======== DATA FOR THIS EXERCISE
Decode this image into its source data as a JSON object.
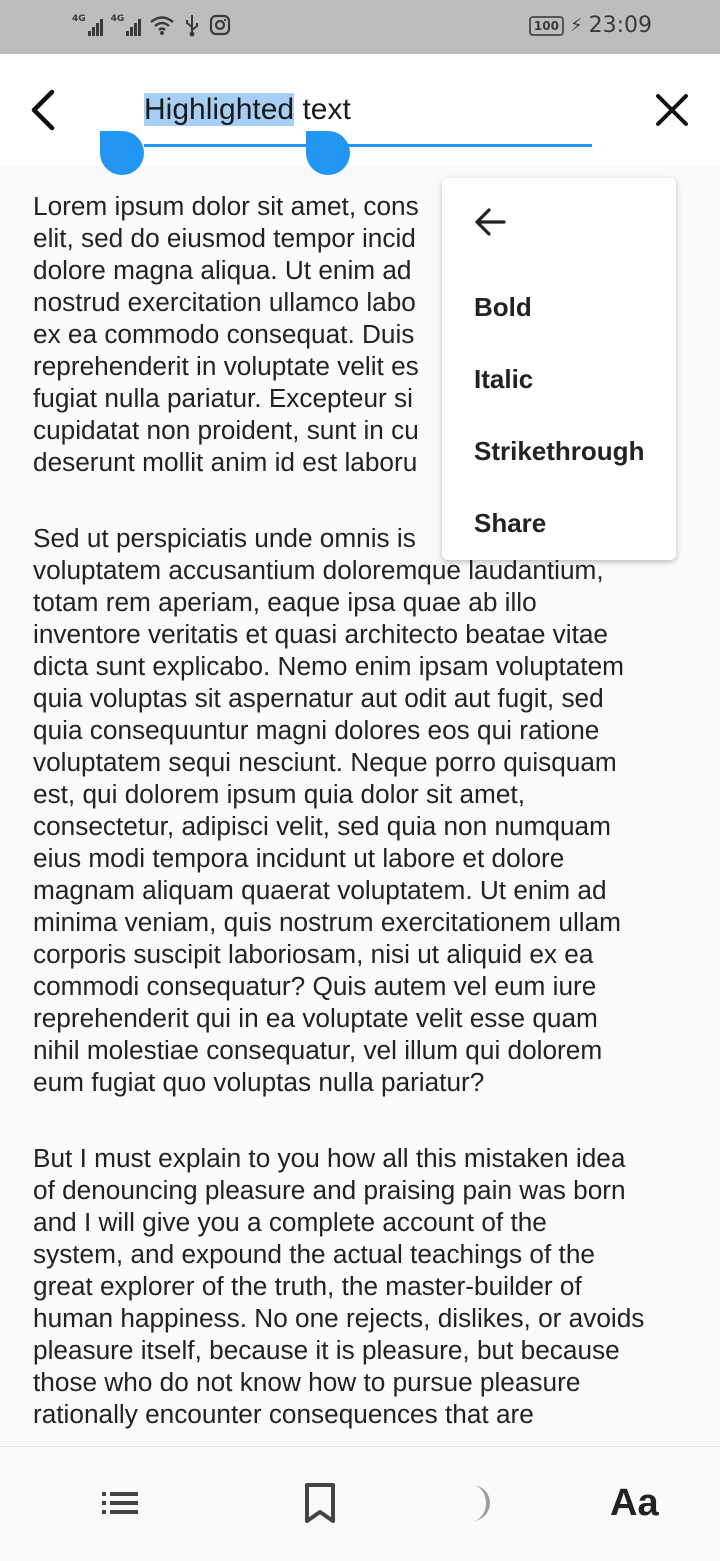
{
  "status_bar": {
    "network_1": "4G",
    "network_2": "4G",
    "battery": "100",
    "time": "23:09",
    "icons": [
      "signal-icon",
      "signal-icon",
      "wifi-icon",
      "usb-icon",
      "instagram-icon",
      "charging-icon"
    ]
  },
  "app_bar": {
    "title_highlighted": "Highlighted",
    "title_rest": " text",
    "back_icon": "back-chevron-icon",
    "close_icon": "close-icon",
    "accent_color": "#2196f3",
    "highlight_color": "#a7cff5"
  },
  "content": {
    "paragraph_1": [
      "Lorem ipsum dolor sit amet, cons",
      "elit, sed do eiusmod tempor incid",
      "dolore magna aliqua. Ut enim ad",
      "nostrud exercitation ullamco labo",
      "ex ea commodo consequat. Duis",
      "reprehenderit in voluptate velit es",
      "fugiat nulla pariatur. Excepteur si",
      "cupidatat non proident, sunt in cu",
      "deserunt mollit anim id est laboru"
    ],
    "paragraph_2": [
      "Sed ut perspiciatis unde omnis is",
      "voluptatem accusantium doloremque laudantium,",
      "totam rem aperiam, eaque ipsa quae ab illo",
      "inventore veritatis et quasi architecto beatae vitae",
      "dicta sunt explicabo. Nemo enim ipsam voluptatem",
      "quia voluptas sit aspernatur aut odit aut fugit, sed",
      "quia consequuntur magni dolores eos qui ratione",
      "voluptatem sequi nesciunt. Neque porro quisquam",
      "est, qui dolorem ipsum quia dolor sit amet,",
      "consectetur, adipisci velit, sed quia non numquam",
      "eius modi tempora incidunt ut labore et dolore",
      "magnam aliquam quaerat voluptatem. Ut enim ad",
      "minima veniam, quis nostrum exercitationem ullam",
      "corporis suscipit laboriosam, nisi ut aliquid ex ea",
      "commodi consequatur? Quis autem vel eum iure",
      "reprehenderit qui in ea voluptate velit esse quam",
      "nihil molestiae consequatur, vel illum qui dolorem",
      "eum fugiat quo voluptas nulla pariatur?"
    ],
    "paragraph_3": [
      "But I must explain to you how all this mistaken idea",
      "of denouncing pleasure and praising pain was born",
      "and I will give you a complete account of the",
      "system, and expound the actual teachings of the",
      "great explorer of the truth, the master-builder of",
      "human happiness. No one rejects, dislikes, or avoids",
      "pleasure itself, because it is pleasure, but because",
      "those who do not know how to pursue pleasure",
      "rationally encounter consequences that are"
    ]
  },
  "context_menu": {
    "back_icon": "arrow-left-icon",
    "items": [
      "Bold",
      "Italic",
      "Strikethrough",
      "Share"
    ]
  },
  "bottom_bar": {
    "toc_icon": "list-icon",
    "bookmark_icon": "bookmark-icon",
    "theme_icon": "moon-icon",
    "font_label": "Aa"
  }
}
================
Except for the pictures, copy every line of the records above exactly.

• ANSWER FOR THIS EXERCISE:
Decode this image into its source data as a JSON object.
{
  "status_bar": {
    "network_1": "4G",
    "network_2": "4G",
    "battery": "100",
    "time": "23:09",
    "icons": [
      "signal-icon",
      "signal-icon",
      "wifi-icon",
      "usb-icon",
      "instagram-icon",
      "charging-icon"
    ]
  },
  "app_bar": {
    "title_highlighted": "Highlighted",
    "title_rest": " text",
    "back_icon": "back-chevron-icon",
    "close_icon": "close-icon",
    "accent_color": "#2196f3",
    "highlight_color": "#a7cff5"
  },
  "content": {
    "paragraph_1": [
      "Lorem ipsum dolor sit amet, cons",
      "elit, sed do eiusmod tempor incid",
      "dolore magna aliqua. Ut enim ad",
      "nostrud exercitation ullamco labo",
      "ex ea commodo consequat. Duis",
      "reprehenderit in voluptate velit es",
      "fugiat nulla pariatur. Excepteur si",
      "cupidatat non proident, sunt in cu",
      "deserunt mollit anim id est laboru"
    ],
    "paragraph_2": [
      "Sed ut perspiciatis unde omnis is",
      "voluptatem accusantium doloremque laudantium,",
      "totam rem aperiam, eaque ipsa quae ab illo",
      "inventore veritatis et quasi architecto beatae vitae",
      "dicta sunt explicabo. Nemo enim ipsam voluptatem",
      "quia voluptas sit aspernatur aut odit aut fugit, sed",
      "quia consequuntur magni dolores eos qui ratione",
      "voluptatem sequi nesciunt. Neque porro quisquam",
      "est, qui dolorem ipsum quia dolor sit amet,",
      "consectetur, adipisci velit, sed quia non numquam",
      "eius modi tempora incidunt ut labore et dolore",
      "magnam aliquam quaerat voluptatem. Ut enim ad",
      "minima veniam, quis nostrum exercitationem ullam",
      "corporis suscipit laboriosam, nisi ut aliquid ex ea",
      "commodi consequatur? Quis autem vel eum iure",
      "reprehenderit qui in ea voluptate velit esse quam",
      "nihil molestiae consequatur, vel illum qui dolorem",
      "eum fugiat quo voluptas nulla pariatur?"
    ],
    "paragraph_3": [
      "But I must explain to you how all this mistaken idea",
      "of denouncing pleasure and praising pain was born",
      "and I will give you a complete account of the",
      "system, and expound the actual teachings of the",
      "great explorer of the truth, the master-builder of",
      "human happiness. No one rejects, dislikes, or avoids",
      "pleasure itself, because it is pleasure, but because",
      "those who do not know how to pursue pleasure",
      "rationally encounter consequences that are"
    ]
  },
  "context_menu": {
    "back_icon": "arrow-left-icon",
    "items": [
      "Bold",
      "Italic",
      "Strikethrough",
      "Share"
    ]
  },
  "bottom_bar": {
    "toc_icon": "list-icon",
    "bookmark_icon": "bookmark-icon",
    "theme_icon": "moon-icon",
    "font_label": "Aa"
  }
}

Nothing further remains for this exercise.